Dataset items:
(begin)
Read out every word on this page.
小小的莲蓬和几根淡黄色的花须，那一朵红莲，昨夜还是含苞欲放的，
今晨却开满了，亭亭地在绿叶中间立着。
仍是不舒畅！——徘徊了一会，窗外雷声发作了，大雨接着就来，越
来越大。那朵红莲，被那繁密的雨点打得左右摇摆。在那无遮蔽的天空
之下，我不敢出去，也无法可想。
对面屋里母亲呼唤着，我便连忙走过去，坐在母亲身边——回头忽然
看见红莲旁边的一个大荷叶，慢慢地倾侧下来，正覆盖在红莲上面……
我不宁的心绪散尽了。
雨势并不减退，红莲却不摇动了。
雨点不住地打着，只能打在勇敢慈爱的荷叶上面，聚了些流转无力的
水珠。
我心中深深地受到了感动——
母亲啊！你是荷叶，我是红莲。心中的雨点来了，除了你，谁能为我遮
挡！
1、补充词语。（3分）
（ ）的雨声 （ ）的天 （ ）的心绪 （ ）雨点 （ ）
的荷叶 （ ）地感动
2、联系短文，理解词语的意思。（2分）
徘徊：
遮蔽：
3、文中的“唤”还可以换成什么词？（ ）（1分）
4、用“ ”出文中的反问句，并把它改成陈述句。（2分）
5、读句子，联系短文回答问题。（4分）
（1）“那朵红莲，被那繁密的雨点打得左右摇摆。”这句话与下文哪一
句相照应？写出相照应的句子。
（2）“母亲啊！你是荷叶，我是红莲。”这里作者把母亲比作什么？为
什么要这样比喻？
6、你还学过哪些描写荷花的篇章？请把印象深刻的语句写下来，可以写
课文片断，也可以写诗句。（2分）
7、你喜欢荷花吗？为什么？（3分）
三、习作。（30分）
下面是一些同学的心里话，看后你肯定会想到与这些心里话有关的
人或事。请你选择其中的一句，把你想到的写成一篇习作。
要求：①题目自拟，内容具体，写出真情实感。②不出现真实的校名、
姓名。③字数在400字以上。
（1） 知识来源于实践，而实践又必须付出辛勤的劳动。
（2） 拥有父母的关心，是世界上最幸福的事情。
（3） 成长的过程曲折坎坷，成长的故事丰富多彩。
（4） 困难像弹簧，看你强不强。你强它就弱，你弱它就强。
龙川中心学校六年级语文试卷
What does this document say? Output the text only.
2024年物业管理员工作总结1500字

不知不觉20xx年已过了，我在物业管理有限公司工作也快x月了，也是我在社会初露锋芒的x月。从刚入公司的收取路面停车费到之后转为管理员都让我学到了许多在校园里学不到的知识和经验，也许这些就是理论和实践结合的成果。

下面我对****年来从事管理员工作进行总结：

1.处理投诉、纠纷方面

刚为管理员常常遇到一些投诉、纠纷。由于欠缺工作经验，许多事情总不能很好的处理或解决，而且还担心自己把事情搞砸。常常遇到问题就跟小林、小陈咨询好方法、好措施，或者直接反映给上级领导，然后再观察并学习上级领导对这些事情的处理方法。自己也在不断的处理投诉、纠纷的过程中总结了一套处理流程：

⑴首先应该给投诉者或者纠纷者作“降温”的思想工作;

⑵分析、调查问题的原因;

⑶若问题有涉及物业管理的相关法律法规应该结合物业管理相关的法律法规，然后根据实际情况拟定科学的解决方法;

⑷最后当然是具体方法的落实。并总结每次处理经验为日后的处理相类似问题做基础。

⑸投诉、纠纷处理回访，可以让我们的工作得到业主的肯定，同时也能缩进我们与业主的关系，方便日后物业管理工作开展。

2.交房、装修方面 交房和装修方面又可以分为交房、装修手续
(end)
Tell how many lines contain the word "那朵红莲", using only the number.

THE REPLY: 2